Task input -
┌──

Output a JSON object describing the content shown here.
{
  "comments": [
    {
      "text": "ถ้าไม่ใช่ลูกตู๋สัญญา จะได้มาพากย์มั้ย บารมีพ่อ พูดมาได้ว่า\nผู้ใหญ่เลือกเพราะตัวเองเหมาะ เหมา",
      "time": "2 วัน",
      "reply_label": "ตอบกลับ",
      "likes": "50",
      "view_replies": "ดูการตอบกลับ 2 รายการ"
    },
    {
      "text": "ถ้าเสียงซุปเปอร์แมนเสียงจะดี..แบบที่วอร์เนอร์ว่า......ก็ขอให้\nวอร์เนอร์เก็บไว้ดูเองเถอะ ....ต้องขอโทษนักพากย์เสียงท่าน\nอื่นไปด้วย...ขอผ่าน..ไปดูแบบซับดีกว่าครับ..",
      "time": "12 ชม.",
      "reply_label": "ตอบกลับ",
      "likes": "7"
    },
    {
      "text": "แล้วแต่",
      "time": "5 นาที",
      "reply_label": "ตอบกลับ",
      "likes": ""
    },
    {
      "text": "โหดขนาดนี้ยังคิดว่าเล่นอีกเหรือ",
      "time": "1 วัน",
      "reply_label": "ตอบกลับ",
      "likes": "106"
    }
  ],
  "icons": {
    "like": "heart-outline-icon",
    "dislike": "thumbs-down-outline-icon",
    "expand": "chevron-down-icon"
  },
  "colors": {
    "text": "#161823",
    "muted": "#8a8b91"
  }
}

└──

Task to carry out -
Pull every line containing "down" from the data.

Solution for this exercise -
    "dislike": "thumbs-down-outline-icon",
    "expand": "chevron-down-icon"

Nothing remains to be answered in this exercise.